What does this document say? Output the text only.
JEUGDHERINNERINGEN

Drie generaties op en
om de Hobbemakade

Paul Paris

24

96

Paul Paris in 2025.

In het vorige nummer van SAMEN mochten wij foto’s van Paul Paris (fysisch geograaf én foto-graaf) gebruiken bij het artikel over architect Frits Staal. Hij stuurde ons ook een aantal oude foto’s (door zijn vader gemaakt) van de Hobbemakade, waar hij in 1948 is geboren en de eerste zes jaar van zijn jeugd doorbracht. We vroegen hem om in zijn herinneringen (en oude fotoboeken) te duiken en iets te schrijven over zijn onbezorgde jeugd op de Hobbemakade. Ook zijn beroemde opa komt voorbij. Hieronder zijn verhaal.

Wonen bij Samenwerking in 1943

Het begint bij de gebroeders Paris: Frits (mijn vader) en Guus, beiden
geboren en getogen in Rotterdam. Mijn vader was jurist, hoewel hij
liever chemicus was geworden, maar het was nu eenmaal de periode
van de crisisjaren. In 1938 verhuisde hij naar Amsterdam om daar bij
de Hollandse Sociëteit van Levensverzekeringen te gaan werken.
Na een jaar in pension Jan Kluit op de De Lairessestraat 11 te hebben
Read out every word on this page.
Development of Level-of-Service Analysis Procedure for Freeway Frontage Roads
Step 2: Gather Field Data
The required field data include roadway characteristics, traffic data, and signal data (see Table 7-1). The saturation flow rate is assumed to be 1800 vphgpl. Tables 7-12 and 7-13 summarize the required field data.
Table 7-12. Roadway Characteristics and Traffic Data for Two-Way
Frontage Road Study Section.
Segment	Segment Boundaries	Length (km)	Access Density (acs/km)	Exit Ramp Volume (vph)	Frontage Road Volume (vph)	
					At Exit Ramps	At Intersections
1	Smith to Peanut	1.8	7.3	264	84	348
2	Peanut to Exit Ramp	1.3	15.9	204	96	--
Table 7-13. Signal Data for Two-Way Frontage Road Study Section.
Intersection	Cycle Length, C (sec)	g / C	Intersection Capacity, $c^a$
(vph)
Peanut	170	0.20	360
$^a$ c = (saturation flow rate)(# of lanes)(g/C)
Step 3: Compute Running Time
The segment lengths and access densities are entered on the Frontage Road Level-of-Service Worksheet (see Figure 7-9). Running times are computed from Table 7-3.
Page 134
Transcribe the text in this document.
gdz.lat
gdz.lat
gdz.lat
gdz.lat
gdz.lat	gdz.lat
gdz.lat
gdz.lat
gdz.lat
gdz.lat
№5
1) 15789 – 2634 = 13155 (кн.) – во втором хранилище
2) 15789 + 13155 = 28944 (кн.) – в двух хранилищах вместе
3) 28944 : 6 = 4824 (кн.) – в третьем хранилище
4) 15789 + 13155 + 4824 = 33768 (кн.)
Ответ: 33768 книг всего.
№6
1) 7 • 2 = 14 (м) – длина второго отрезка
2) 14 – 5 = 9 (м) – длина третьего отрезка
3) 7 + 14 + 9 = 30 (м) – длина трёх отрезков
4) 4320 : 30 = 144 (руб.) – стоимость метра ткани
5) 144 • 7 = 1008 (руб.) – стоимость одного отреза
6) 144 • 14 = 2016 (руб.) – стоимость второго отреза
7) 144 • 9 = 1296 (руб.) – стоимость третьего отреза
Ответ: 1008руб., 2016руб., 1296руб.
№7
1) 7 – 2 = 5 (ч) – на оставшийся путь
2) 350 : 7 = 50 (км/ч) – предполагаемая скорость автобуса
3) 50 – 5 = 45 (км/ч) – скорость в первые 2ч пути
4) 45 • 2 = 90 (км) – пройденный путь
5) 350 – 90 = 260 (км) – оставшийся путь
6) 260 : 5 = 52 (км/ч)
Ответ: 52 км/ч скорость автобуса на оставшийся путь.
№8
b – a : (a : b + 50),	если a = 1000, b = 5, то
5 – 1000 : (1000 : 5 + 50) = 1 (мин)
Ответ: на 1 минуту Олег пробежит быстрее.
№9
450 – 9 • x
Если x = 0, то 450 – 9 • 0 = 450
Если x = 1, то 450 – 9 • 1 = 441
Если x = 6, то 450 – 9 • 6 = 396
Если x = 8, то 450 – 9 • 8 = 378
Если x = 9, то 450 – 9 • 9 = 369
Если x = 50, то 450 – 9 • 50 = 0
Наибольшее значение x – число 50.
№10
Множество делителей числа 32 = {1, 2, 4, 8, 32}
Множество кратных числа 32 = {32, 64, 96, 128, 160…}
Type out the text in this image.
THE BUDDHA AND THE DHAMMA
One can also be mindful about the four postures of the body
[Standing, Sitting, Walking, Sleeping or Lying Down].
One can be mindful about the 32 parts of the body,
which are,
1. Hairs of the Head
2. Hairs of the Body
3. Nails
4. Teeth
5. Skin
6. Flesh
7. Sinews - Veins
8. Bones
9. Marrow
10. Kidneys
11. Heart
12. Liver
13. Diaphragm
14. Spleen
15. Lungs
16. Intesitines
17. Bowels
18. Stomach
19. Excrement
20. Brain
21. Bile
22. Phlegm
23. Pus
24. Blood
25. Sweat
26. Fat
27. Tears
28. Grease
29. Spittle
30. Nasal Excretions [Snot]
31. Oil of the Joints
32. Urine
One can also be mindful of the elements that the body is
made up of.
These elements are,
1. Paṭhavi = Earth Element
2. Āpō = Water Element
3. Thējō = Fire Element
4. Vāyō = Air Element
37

» **The task**
Output the entries exactly.

» **Exercise output**
What does this document say? Output the text only.
JEUGDHERINNERINGEN

Drie generaties op en
om de Hobbemakade

Paul Paris

24

96

Paul Paris in 2025.

In het vorige nummer van SAMEN mochten wij foto’s van Paul Paris (fysisch geograaf én foto-graaf) gebruiken bij het artikel over architect Frits Staal. Hij stuurde ons ook een aantal oude foto’s (door zijn vader gemaakt) van de Hobbemakade, waar hij in 1948 is geboren en de eerste zes jaar van zijn jeugd doorbracht. We vroegen hem om in zijn herinneringen (en oude fotoboeken) te duiken en iets te schrijven over zijn onbezorgde jeugd op de Hobbemakade. Ook zijn beroemde opa komt voorbij. Hieronder zijn verhaal.

Wonen bij Samenwerking in 1943

Het begint bij de gebroeders Paris: Frits (mijn vader) en Guus, beiden
geboren en getogen in Rotterdam. Mijn vader was jurist, hoewel hij
liever chemicus was geworden, maar het was nu eenmaal de periode
van de crisisjaren. In 1938 verhuisde hij naar Amsterdam om daar bij
de Hollandse Sociëteit van Levensverzekeringen te gaan werken.
Na een jaar in pension Jan Kluit op de De Lairessestraat 11 te hebben
Read out every word on this page.
Development of Level-of-Service Analysis Procedure for Freeway Frontage Roads
Step 2: Gather Field Data
The required field data include roadway characteristics, traffic data, and signal data (see Table 7-1). The saturation flow rate is assumed to be 1800 vphgpl. Tables 7-12 and 7-13 summarize the required field data.
Table 7-12. Roadway Characteristics and Traffic Data for Two-Way
Frontage Road Study Section.
Segment	Segment Boundaries	Length (km)	Access Density (acs/km)	Exit Ramp Volume (vph)	Frontage Road Volume (vph)	
					At Exit Ramps	At Intersections
1	Smith to Peanut	1.8	7.3	264	84	348
2	Peanut to Exit Ramp	1.3	15.9	204	96	--
Table 7-13. Signal Data for Two-Way Frontage Road Study Section.
Intersection	Cycle Length, C (sec)	g / C	Intersection Capacity, $c^a$
(vph)
Peanut	170	0.20	360
$^a$ c = (saturation flow rate)(# of lanes)(g/C)
Step 3: Compute Running Time
The segment lengths and access densities are entered on the Frontage Road Level-of-Service Worksheet (see Figure 7-9). Running times are computed from Table 7-3.
Page 134
Transcribe the text in this document.
gdz.lat
gdz.lat
gdz.lat
gdz.lat
gdz.lat	gdz.lat
gdz.lat
gdz.lat
gdz.lat
gdz.lat
№5
1) 15789 – 2634 = 13155 (кн.) – во втором хранилище
2) 15789 + 13155 = 28944 (кн.) – в двух хранилищах вместе
3) 28944 : 6 = 4824 (кн.) – в третьем хранилище
4) 15789 + 13155 + 4824 = 33768 (кн.)
Ответ: 33768 книг всего.
№6
1) 7 • 2 = 14 (м) – длина второго отрезка
2) 14 – 5 = 9 (м) – длина третьего отрезка
3) 7 + 14 + 9 = 30 (м) – длина трёх отрезков
4) 4320 : 30 = 144 (руб.) – стоимость метра ткани
5) 144 • 7 = 1008 (руб.) – стоимость одного отреза
6) 144 • 14 = 2016 (руб.) – стоимость второго отреза
7) 144 • 9 = 1296 (руб.) – стоимость третьего отреза
Ответ: 1008руб., 2016руб., 1296руб.
№7
1) 7 – 2 = 5 (ч) – на оставшийся путь
2) 350 : 7 = 50 (км/ч) – предполагаемая скорость автобуса
3) 50 – 5 = 45 (км/ч) – скорость в первые 2ч пути
4) 45 • 2 = 90 (км) – пройденный путь
5) 350 – 90 = 260 (км) – оставшийся путь
6) 260 : 5 = 52 (км/ч)
Ответ: 52 км/ч скорость автобуса на оставшийся путь.
№8
b – a : (a : b + 50),	если a = 1000, b = 5, то
5 – 1000 : (1000 : 5 + 50) = 1 (мин)
Ответ: на 1 минуту Олег пробежит быстрее.
№9
450 – 9 • x
Если x = 0, то 450 – 9 • 0 = 450
Если x = 1, то 450 – 9 • 1 = 441
Если x = 6, то 450 – 9 • 6 = 396
Если x = 8, то 450 – 9 • 8 = 378
Если x = 9, то 450 – 9 • 9 = 369
Если x = 50, то 450 – 9 • 50 = 0
Наибольшее значение x – число 50.
№10
Множество делителей числа 32 = {1, 2, 4, 8, 32}
Множество кратных числа 32 = {32, 64, 96, 128, 160…}
Type out the text in this image.
THE BUDDHA AND THE DHAMMA
One can also be mindful about the four postures of the body
[Standing, Sitting, Walking, Sleeping or Lying Down].
One can be mindful about the 32 parts of the body,
which are,
1. Hairs of the Head
2. Hairs of the Body
3. Nails
4. Teeth
5. Skin
6. Flesh
7. Sinews - Veins
8. Bones
9. Marrow
10. Kidneys
11. Heart
12. Liver
13. Diaphragm
14. Spleen
15. Lungs
16. Intesitines
17. Bowels
18. Stomach
19. Excrement
20. Brain
21. Bile
22. Phlegm
23. Pus
24. Blood
25. Sweat
26. Fat
27. Tears
28. Grease
29. Spittle
30. Nasal Excretions [Snot]
31. Oil of the Joints
32. Urine
One can also be mindful of the elements that the body is
made up of.
These elements are,
1. Paṭhavi = Earth Element
2. Āpō = Water Element
3. Thējō = Fire Element
4. Vāyō = Air Element
37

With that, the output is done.